[Some records]
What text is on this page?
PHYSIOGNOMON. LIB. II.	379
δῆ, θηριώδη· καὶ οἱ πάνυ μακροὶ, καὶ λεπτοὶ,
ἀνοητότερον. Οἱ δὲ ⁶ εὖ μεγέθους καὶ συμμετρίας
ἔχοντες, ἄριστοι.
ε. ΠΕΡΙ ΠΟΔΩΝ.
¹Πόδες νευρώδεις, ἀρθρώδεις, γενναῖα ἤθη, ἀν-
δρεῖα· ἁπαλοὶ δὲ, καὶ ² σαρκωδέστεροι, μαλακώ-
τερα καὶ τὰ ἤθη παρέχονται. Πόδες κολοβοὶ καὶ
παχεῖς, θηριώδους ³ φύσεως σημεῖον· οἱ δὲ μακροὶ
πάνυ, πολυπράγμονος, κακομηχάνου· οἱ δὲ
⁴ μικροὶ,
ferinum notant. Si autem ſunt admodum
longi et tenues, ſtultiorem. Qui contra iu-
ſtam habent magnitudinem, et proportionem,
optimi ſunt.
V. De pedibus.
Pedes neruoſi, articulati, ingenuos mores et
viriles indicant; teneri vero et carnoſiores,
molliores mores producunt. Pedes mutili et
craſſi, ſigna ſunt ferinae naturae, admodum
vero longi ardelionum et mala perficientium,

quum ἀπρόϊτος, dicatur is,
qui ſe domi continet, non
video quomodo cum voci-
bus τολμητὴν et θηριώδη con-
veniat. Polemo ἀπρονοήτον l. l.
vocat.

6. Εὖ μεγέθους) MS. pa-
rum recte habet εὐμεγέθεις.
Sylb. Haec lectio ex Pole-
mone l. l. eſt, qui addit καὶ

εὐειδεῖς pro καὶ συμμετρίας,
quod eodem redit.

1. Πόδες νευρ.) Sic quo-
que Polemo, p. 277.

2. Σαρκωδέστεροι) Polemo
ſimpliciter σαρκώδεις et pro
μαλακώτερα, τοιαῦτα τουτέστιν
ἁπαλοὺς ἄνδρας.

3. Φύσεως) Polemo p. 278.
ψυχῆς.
---
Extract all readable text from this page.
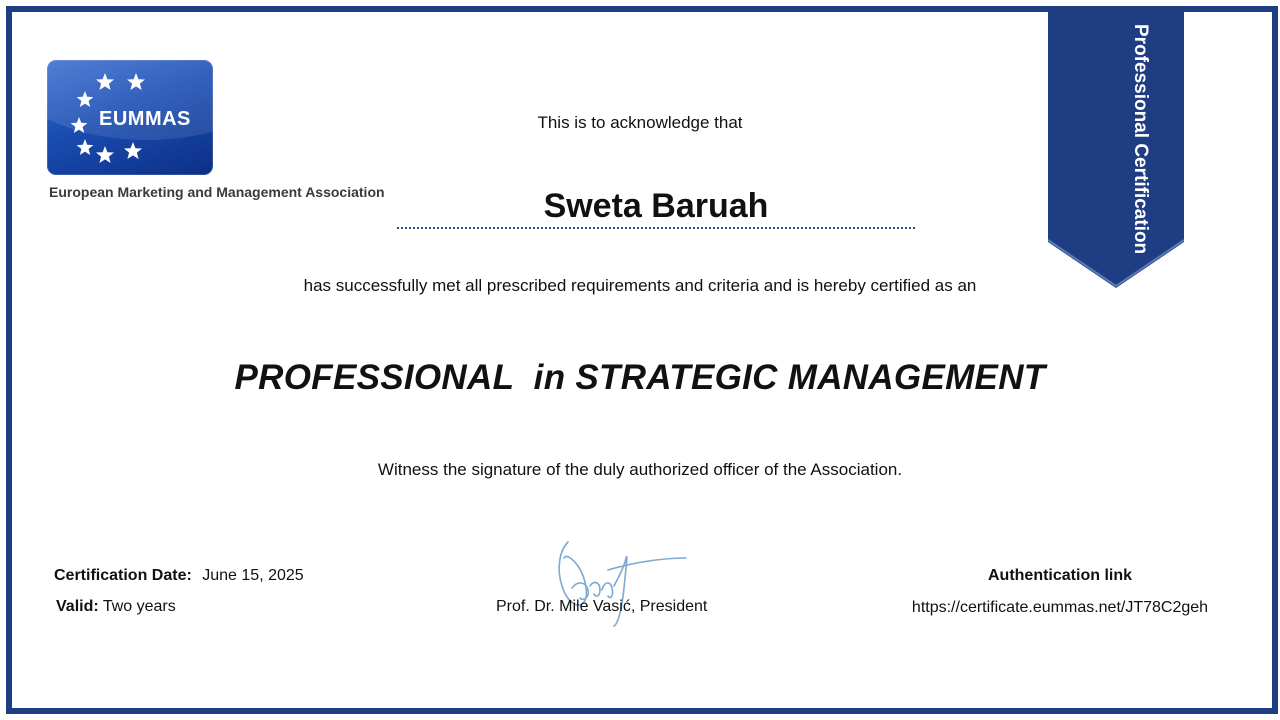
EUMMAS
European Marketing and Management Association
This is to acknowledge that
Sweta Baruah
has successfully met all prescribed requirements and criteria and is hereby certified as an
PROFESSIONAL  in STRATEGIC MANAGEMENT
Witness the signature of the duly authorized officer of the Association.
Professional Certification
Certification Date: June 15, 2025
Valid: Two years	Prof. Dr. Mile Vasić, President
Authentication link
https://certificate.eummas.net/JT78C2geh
---
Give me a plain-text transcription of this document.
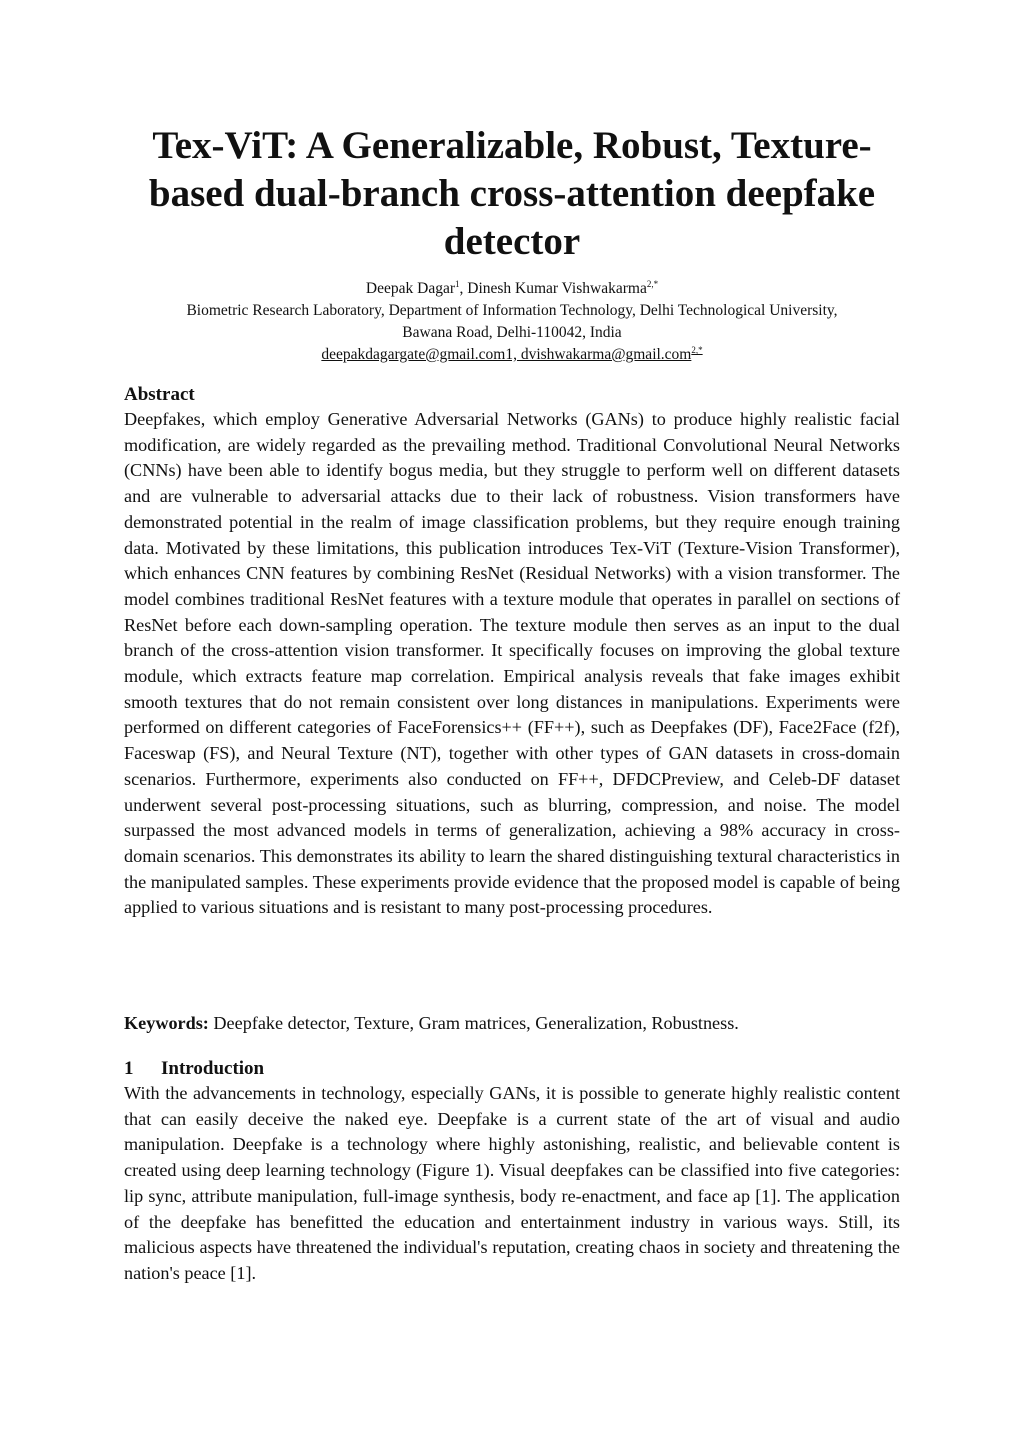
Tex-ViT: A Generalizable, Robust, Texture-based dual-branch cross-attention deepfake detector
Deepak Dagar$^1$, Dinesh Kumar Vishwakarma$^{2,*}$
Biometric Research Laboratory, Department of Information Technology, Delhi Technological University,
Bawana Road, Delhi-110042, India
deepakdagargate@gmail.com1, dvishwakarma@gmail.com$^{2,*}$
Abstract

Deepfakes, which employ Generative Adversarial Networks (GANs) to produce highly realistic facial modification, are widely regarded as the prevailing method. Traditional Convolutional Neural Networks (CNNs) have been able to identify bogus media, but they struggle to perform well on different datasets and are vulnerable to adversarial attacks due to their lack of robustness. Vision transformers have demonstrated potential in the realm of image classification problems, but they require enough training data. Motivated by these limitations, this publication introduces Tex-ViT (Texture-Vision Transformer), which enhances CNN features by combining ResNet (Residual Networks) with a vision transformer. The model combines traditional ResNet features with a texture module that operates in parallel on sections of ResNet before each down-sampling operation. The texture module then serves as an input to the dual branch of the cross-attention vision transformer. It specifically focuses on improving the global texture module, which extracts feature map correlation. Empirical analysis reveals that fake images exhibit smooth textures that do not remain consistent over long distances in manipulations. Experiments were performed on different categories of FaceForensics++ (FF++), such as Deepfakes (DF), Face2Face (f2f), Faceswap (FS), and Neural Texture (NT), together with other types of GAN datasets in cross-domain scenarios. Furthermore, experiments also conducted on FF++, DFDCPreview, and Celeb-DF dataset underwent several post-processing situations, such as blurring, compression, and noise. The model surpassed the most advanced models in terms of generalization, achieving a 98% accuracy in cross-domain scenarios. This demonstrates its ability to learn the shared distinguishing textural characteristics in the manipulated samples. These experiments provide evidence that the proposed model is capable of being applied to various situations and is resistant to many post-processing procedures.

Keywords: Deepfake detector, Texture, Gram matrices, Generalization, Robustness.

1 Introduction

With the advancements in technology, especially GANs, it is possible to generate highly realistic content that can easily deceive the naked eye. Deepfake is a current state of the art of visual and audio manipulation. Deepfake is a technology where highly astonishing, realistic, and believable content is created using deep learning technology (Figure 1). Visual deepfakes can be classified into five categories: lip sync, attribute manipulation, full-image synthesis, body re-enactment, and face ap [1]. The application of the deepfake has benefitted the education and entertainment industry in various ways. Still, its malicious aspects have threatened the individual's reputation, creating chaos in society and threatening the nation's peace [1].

__Aim of the task__
Copy out every line of the material above that mentions the word "ſunt".

__The completed task__
ferinum notant. Si autem ſunt admodum
optimi ſunt.
craſſi, ſigna ſunt ferinae naturae, admodum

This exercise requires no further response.